(Problem requirements)
Bring together all lines of the material below that contain the string "image".

━━━━━━━━━━━━━━━━

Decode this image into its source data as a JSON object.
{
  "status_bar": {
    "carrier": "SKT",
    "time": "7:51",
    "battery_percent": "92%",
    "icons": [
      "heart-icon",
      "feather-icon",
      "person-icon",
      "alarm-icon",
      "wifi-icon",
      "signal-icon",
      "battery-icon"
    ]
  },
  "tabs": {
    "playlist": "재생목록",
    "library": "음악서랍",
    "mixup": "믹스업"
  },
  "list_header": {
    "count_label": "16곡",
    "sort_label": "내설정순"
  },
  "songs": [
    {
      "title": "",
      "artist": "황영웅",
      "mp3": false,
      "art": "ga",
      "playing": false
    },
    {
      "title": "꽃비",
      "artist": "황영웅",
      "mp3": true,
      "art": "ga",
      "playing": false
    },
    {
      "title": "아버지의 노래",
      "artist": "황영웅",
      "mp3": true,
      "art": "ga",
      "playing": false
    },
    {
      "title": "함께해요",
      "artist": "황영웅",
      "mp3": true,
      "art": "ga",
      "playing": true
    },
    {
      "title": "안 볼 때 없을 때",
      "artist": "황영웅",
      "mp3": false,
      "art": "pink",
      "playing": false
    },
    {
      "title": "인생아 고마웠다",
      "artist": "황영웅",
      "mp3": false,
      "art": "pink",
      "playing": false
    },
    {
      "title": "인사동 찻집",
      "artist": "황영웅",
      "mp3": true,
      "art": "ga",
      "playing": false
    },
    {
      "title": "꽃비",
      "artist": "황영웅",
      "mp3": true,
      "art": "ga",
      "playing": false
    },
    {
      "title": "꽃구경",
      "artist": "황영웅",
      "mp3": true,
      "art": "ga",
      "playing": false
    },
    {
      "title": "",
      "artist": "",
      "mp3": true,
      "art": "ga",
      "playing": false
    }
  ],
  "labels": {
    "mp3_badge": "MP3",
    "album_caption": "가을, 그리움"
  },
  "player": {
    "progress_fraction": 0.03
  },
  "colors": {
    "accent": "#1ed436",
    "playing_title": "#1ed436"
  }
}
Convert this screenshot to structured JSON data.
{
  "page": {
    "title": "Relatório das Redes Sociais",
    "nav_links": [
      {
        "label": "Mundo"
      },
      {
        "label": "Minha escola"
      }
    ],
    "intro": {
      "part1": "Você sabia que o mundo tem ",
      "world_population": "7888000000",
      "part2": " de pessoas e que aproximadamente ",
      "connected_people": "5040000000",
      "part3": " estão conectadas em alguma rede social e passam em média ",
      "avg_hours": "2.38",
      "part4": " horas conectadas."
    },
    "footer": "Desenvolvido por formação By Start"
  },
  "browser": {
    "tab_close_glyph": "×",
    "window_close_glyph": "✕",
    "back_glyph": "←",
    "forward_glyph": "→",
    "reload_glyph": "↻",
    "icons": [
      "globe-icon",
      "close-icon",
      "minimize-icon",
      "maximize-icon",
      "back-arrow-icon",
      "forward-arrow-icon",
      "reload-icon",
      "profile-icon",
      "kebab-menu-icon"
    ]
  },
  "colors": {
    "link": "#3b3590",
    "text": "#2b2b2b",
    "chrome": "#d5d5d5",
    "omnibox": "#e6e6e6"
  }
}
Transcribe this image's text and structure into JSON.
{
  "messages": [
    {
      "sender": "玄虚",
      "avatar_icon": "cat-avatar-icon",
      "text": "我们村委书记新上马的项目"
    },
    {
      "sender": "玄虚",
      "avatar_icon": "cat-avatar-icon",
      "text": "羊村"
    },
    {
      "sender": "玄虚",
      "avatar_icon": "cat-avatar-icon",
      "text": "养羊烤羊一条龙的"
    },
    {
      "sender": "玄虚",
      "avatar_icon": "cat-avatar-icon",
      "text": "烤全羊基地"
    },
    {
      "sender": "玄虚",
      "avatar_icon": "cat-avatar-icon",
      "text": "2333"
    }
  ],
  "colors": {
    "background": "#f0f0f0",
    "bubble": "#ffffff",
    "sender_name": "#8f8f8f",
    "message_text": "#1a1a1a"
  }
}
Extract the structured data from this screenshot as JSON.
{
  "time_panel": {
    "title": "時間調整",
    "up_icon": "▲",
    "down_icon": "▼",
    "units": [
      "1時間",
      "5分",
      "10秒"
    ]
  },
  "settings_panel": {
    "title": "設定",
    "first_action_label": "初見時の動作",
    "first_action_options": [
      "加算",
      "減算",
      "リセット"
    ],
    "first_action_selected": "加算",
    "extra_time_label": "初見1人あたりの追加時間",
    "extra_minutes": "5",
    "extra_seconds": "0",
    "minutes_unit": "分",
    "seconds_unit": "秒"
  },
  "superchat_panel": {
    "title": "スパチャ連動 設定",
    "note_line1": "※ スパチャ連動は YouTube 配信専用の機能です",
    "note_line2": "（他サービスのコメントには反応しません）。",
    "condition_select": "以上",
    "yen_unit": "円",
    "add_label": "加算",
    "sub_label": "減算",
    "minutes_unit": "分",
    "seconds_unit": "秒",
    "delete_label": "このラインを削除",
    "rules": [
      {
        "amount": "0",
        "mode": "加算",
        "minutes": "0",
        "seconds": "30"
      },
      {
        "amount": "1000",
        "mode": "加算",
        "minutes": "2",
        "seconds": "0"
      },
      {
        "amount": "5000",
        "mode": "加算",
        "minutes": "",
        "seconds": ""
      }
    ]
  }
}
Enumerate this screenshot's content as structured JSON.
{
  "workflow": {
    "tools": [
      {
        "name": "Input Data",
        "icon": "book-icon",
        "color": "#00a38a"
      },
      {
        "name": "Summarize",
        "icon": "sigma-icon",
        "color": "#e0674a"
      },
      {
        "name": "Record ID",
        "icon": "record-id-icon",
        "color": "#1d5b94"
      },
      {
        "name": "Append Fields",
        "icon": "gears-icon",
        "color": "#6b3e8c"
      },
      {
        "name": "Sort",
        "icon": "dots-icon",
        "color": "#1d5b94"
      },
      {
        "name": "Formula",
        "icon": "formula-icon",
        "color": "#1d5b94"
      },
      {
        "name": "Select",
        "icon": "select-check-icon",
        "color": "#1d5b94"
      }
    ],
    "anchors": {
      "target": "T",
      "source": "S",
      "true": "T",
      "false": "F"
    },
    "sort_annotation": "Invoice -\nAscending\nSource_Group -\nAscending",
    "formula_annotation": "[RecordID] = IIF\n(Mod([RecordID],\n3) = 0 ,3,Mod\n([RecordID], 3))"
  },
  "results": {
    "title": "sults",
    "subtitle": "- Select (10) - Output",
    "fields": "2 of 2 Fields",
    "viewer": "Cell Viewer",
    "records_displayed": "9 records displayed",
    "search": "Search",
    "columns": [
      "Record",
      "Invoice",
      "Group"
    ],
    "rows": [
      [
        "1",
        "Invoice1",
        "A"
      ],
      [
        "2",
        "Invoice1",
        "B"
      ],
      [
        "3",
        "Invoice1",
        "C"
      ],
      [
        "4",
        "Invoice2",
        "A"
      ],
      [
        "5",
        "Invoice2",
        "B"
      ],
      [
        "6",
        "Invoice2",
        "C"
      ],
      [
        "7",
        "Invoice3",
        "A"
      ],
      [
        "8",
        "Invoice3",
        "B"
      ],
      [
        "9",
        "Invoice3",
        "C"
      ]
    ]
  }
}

━━━━━━━━━━━━━━━━

(Output of the exercise)
Decode this image into its source data as a JSON object.
Transcribe this image's text and structure into JSON.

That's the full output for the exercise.